Task description: Work out how many lines in the entries contain the string "Revolved", and give nothing but that number.

Material for the task:
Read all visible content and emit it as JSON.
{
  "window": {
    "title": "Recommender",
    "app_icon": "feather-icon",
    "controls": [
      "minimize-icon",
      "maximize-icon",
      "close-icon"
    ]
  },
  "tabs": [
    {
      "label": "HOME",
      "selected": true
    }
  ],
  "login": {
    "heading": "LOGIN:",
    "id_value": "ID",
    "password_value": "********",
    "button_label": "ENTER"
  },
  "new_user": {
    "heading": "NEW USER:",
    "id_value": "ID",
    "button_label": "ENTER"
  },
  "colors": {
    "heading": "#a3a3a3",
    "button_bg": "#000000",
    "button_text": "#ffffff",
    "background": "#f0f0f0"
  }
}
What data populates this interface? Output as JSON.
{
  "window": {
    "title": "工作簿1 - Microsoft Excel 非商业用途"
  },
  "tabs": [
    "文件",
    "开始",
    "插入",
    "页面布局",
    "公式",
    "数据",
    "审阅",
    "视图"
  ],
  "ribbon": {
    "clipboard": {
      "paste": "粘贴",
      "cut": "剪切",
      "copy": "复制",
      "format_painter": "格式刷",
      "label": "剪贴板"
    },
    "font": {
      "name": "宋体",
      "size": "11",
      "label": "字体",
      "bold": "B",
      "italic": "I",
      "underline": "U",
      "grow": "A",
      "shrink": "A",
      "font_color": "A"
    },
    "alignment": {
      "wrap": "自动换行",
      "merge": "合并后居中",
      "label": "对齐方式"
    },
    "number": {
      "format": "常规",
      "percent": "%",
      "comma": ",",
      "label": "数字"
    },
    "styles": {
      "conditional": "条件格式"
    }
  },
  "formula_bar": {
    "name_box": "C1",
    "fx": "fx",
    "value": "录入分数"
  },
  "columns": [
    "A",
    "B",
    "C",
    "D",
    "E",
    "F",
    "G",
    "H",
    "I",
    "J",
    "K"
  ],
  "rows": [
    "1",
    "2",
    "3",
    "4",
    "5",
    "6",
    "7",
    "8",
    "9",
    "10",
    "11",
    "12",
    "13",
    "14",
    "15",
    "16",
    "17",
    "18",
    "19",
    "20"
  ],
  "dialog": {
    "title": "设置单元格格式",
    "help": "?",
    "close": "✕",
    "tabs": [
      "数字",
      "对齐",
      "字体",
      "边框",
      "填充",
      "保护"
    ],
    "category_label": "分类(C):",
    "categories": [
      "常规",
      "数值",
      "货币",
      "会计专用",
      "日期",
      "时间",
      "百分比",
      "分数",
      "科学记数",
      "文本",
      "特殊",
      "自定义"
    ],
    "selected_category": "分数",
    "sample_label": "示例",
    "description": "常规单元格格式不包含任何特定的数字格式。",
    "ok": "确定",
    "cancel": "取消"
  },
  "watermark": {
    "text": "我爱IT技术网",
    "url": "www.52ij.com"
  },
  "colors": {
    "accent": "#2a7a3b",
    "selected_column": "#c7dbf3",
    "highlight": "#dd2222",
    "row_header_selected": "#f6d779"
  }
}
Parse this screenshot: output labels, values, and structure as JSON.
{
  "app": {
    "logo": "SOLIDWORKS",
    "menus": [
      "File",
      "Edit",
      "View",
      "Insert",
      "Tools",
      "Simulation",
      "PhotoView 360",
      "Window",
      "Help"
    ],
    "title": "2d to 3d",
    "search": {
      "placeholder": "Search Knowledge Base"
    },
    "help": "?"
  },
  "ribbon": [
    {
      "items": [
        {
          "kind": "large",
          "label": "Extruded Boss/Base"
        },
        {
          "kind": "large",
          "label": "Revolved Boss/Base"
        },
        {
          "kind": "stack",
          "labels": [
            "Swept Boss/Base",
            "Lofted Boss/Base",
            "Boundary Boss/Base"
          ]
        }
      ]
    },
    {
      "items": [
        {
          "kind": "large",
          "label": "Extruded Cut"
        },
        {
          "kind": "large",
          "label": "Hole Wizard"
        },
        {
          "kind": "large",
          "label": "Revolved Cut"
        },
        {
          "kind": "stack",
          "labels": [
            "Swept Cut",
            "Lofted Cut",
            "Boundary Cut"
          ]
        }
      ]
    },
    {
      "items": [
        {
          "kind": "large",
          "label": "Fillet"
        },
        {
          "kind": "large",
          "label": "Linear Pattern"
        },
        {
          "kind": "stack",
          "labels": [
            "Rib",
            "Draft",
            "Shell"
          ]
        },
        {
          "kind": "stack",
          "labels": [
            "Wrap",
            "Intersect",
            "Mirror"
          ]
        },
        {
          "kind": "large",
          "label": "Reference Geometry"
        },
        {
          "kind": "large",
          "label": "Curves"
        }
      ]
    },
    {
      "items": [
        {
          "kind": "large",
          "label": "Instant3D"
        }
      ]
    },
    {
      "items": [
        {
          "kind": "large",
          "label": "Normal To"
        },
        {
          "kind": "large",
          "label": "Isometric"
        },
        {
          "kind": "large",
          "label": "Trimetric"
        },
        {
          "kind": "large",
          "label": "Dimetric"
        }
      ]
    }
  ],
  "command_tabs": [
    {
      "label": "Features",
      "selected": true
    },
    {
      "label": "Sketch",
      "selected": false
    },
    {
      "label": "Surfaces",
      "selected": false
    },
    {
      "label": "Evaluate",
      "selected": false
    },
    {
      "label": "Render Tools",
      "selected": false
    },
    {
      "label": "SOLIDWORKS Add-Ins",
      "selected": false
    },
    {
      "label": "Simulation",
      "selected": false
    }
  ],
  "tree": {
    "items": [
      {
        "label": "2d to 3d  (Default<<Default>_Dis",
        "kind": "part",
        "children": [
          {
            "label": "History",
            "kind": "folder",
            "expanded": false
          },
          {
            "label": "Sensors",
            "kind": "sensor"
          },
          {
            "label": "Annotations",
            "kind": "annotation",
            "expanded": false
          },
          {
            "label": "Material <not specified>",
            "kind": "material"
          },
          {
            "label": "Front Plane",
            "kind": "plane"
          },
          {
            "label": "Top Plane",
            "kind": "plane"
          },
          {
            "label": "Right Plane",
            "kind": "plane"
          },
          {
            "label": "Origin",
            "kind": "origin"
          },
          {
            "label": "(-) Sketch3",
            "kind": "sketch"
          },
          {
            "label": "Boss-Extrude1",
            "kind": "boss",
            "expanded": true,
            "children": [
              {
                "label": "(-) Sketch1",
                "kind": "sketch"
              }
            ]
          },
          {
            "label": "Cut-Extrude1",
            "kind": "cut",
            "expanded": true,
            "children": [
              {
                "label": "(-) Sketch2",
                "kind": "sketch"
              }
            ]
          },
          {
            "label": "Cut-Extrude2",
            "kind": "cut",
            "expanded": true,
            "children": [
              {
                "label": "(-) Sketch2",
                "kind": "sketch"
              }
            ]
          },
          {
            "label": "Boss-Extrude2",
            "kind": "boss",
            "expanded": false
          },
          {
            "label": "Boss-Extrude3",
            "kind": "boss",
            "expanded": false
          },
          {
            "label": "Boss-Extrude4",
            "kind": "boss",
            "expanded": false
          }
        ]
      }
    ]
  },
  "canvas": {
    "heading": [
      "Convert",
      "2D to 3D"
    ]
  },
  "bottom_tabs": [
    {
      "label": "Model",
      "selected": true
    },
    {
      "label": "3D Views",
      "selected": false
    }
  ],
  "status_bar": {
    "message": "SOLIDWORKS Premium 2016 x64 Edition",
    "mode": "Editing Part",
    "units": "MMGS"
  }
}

Reply: 2